◆ Problem:
Every line that holds "link" should be shown.

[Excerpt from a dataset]

+ + + + +

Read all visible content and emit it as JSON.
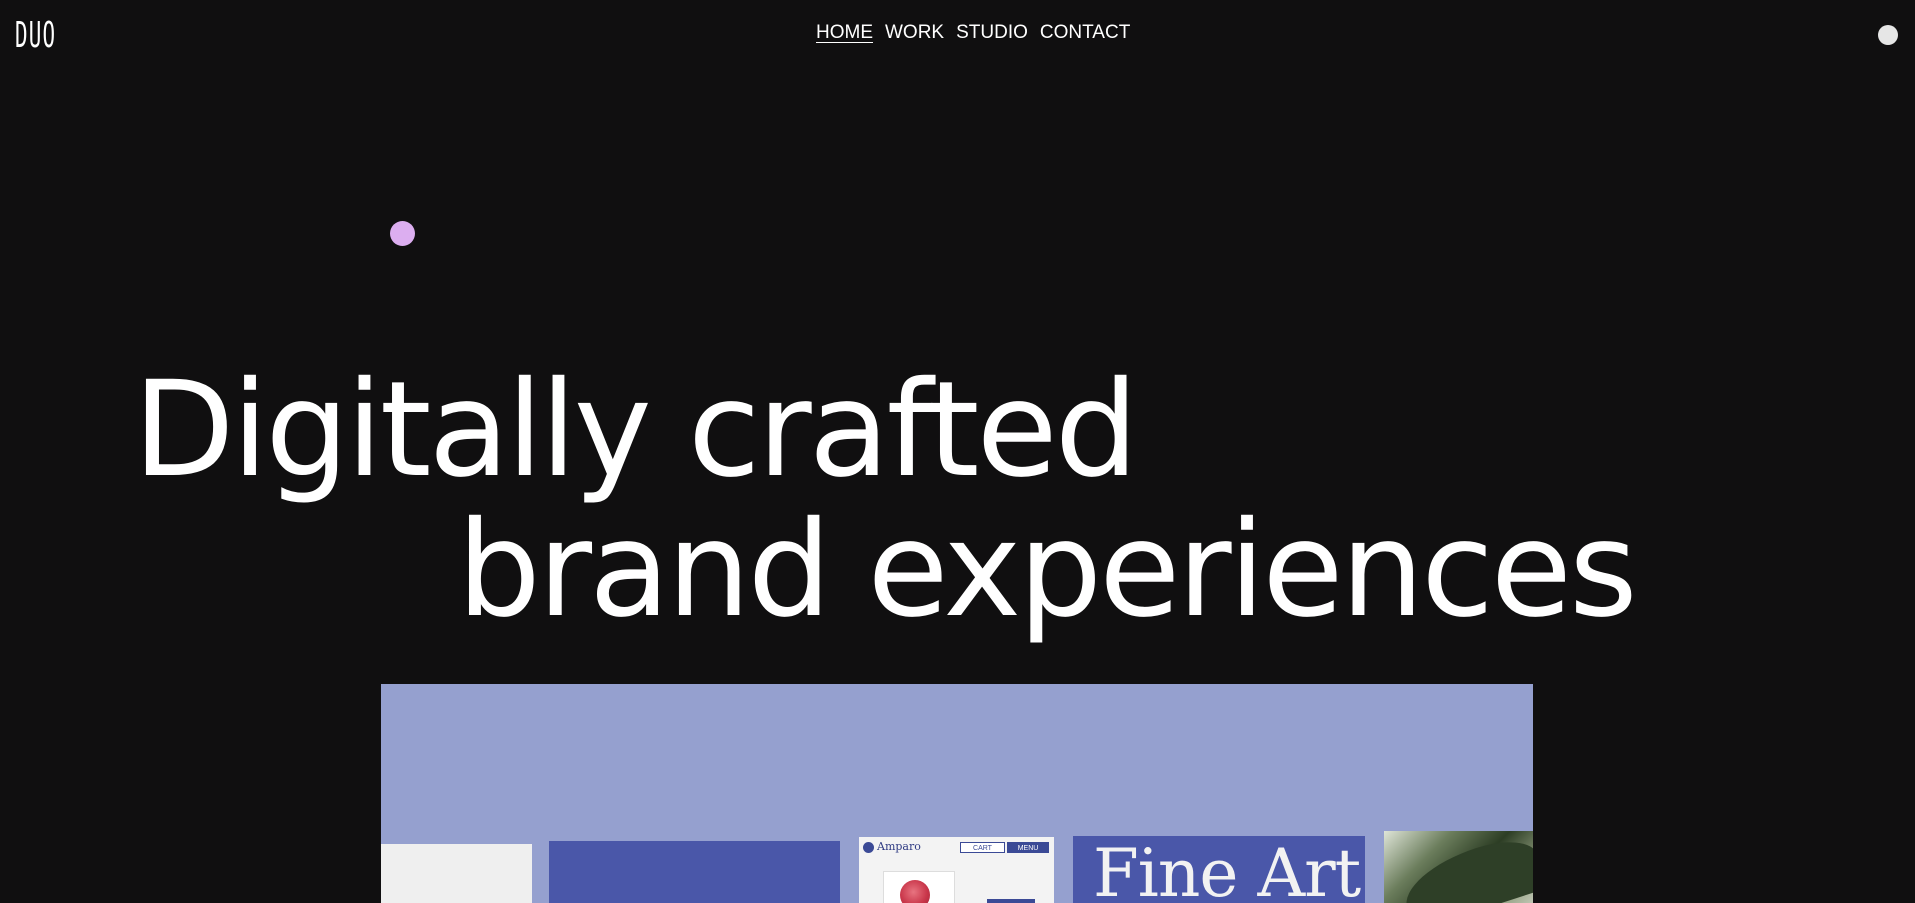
{
  "header": {
    "logo": "DUO",
    "nav": [
      {
        "label": "HOME",
        "active": true
      },
      {
        "label": "WORK",
        "active": false
      },
      {
        "label": "STUDIO",
        "active": false
      },
      {
        "label": "CONTACT",
        "active": false
      }
    ]
  },
  "hero": {
    "line1": "Digitally crafted",
    "line2": "brand experiences"
  },
  "showcase": {
    "cards": [
      {
        "kind": "blank-light"
      },
      {
        "kind": "blue-panel"
      },
      {
        "kind": "site-mockup",
        "brand": "Amparo",
        "cart_label": "CART",
        "menu_label": "MENU"
      },
      {
        "kind": "typography",
        "text": "Fine Art"
      },
      {
        "kind": "photo"
      }
    ]
  },
  "colors": {
    "background": "#100f10",
    "text": "#ffffff",
    "accent_dot": "#dcaef0",
    "showcase_bg": "#95a0cf",
    "brand_blue": "#4a57a9",
    "top_dot": "#e6e6e6"
  }
}
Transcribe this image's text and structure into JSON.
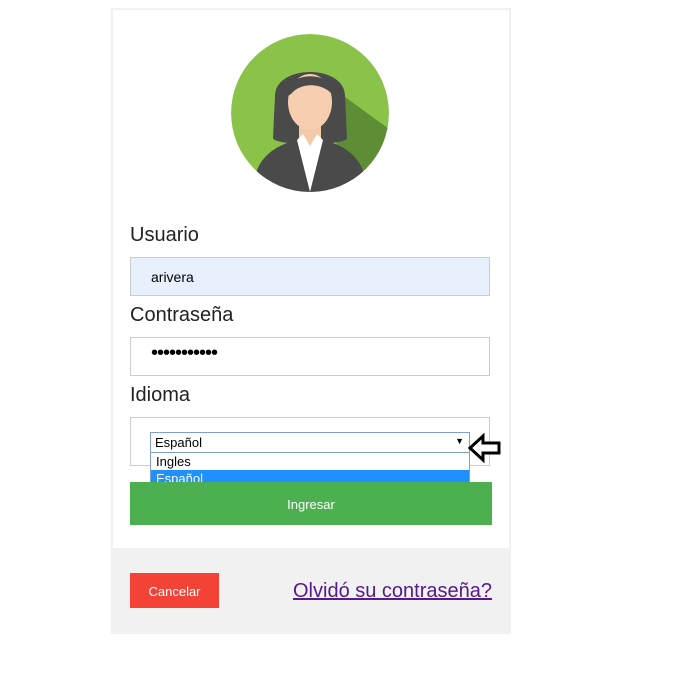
{
  "form": {
    "username_label": "Usuario",
    "username_value": "arivera",
    "password_label": "Contraseña",
    "password_value": "•••••••••••",
    "language_label": "Idioma",
    "language_selected": "Español",
    "language_options": [
      "Ingles",
      "Español"
    ],
    "submit_label": "Ingresar"
  },
  "footer": {
    "cancel_label": "Cancelar",
    "forgot_label": "Olvidó su contraseña?"
  },
  "icons": {
    "avatar": "avatar-icon",
    "caret": "caret-down-icon",
    "pointer": "left-arrow-pointer-icon"
  },
  "colors": {
    "avatar_bg": "#8bc34a",
    "submit": "#4caf50",
    "cancel": "#f44336",
    "autofill": "#e8f0fe",
    "link": "#551a8b",
    "option_highlight": "#1e90ff"
  }
}
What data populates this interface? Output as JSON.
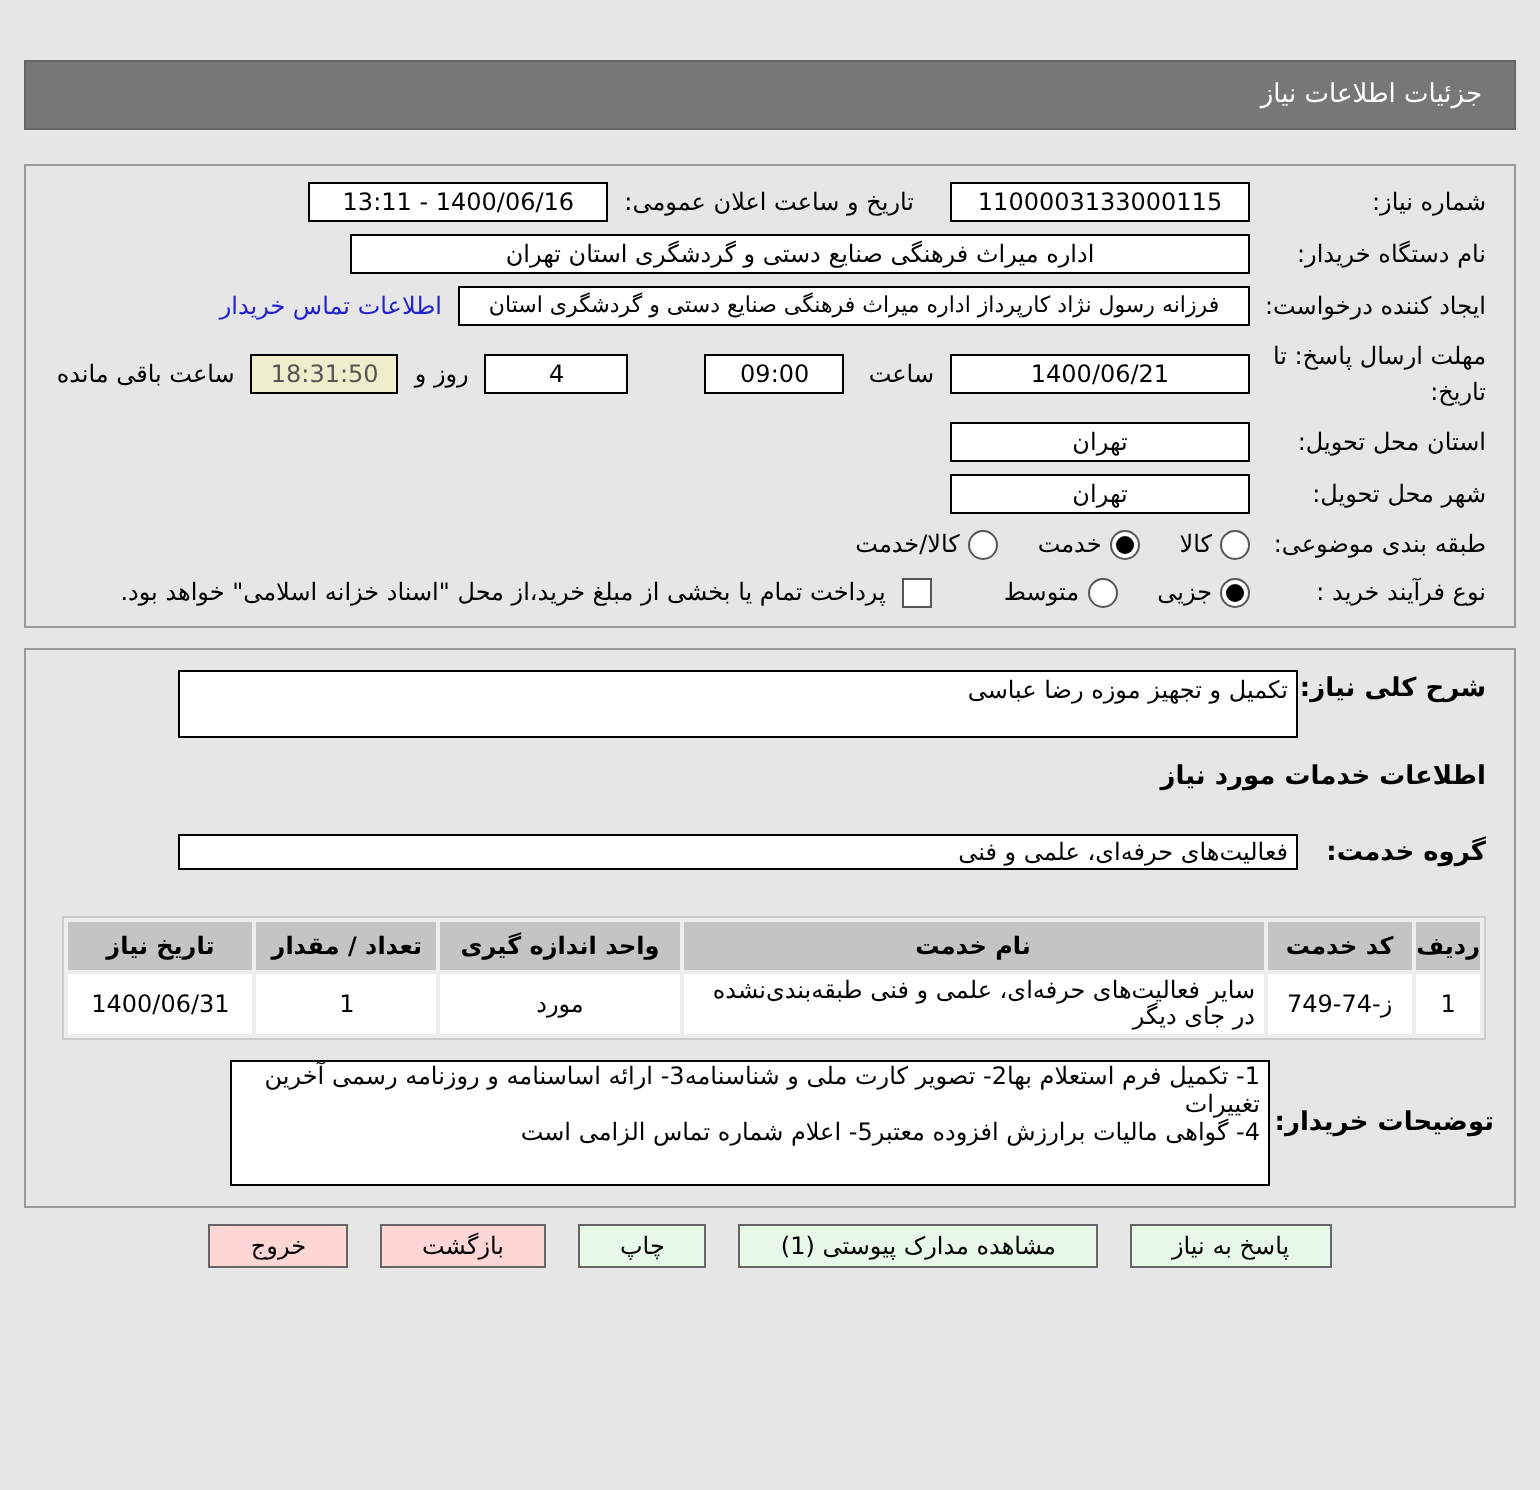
{
  "header": {
    "title": "جزئیات اطلاعات نیاز"
  },
  "details": {
    "need_number": {
      "label": "شماره نیاز:",
      "value": "1100003133000115"
    },
    "announce": {
      "label": "تاریخ و ساعت اعلان عمومی:",
      "value": "1400/06/16 - 13:11"
    },
    "buyer_org": {
      "label": "نام دستگاه خریدار:",
      "value": "اداره میراث فرهنگی  صنایع دستی و گردشگری استان تهران"
    },
    "creator": {
      "label": "ایجاد کننده درخواست:",
      "value": "فرزانه رسول نژاد کارپرداز اداره میراث فرهنگی  صنایع دستی و گردشگری استان",
      "link": "اطلاعات تماس خریدار"
    },
    "deadline": {
      "label": "مهلت ارسال پاسخ: تا تاریخ:",
      "date": "1400/06/21",
      "time_label": "ساعت",
      "time": "09:00",
      "days": "4",
      "days_label": "روز و",
      "remaining": "18:31:50",
      "remaining_label": "ساعت باقی مانده"
    },
    "province": {
      "label": "استان محل تحویل:",
      "value": "تهران"
    },
    "city": {
      "label": "شهر محل تحویل:",
      "value": "تهران"
    },
    "category": {
      "label": "طبقه بندی موضوعی:",
      "options": [
        {
          "label": "کالا",
          "selected": false
        },
        {
          "label": "خدمت",
          "selected": true
        },
        {
          "label": "کالا/خدمت",
          "selected": false
        }
      ]
    },
    "process": {
      "label": "نوع فرآیند خرید :",
      "options": [
        {
          "label": "جزیی",
          "selected": true
        },
        {
          "label": "متوسط",
          "selected": false
        }
      ],
      "payment": {
        "label": "پرداخت تمام یا بخشی از مبلغ خرید،از محل \"اسناد خزانه اسلامی\" خواهد بود.",
        "checked": false
      }
    }
  },
  "need": {
    "summary_label": "شرح کلی نیاز:",
    "summary": "تکمیل و تجهیز موزه رضا عباسی",
    "services_heading": "اطلاعات خدمات مورد نیاز",
    "group_label": "گروه خدمت:",
    "group": "فعالیت‌های حرفه‌ای، علمی و فنی",
    "table": {
      "columns": [
        "ردیف",
        "کد خدمت",
        "نام خدمت",
        "واحد اندازه گیری",
        "تعداد / مقدار",
        "تاریخ نیاز"
      ],
      "rows": [
        [
          "1",
          "ز-74-749",
          "سایر فعالیت‌های حرفه‌ای، علمی و فنی طبقه‌بندی‌نشده در جای دیگر",
          "مورد",
          "1",
          "1400/06/31"
        ]
      ]
    },
    "notes_label": "توضیحات خریدار:",
    "notes": "1- تکمیل فرم استعلام بها2- تصویر کارت ملی و شناسنامه3- ارائه اساسنامه و روزنامه رسمی آخرین تغییرات\n4- گواهی مالیات برارزش افزوده معتبر5- اعلام شماره تماس الزامی است"
  },
  "buttons": [
    {
      "label": "پاسخ به نیاز",
      "kind": "normal"
    },
    {
      "label": "مشاهده مدارک پیوستی (1)",
      "kind": "normal"
    },
    {
      "label": "چاپ",
      "kind": "normal"
    },
    {
      "label": "بازگشت",
      "kind": "warn"
    },
    {
      "label": "خروج",
      "kind": "warn"
    }
  ]
}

+ + + + +

◆ Solution below:
    "link": "#551a8b",
      "link": "اطلاعات تماس خریدار"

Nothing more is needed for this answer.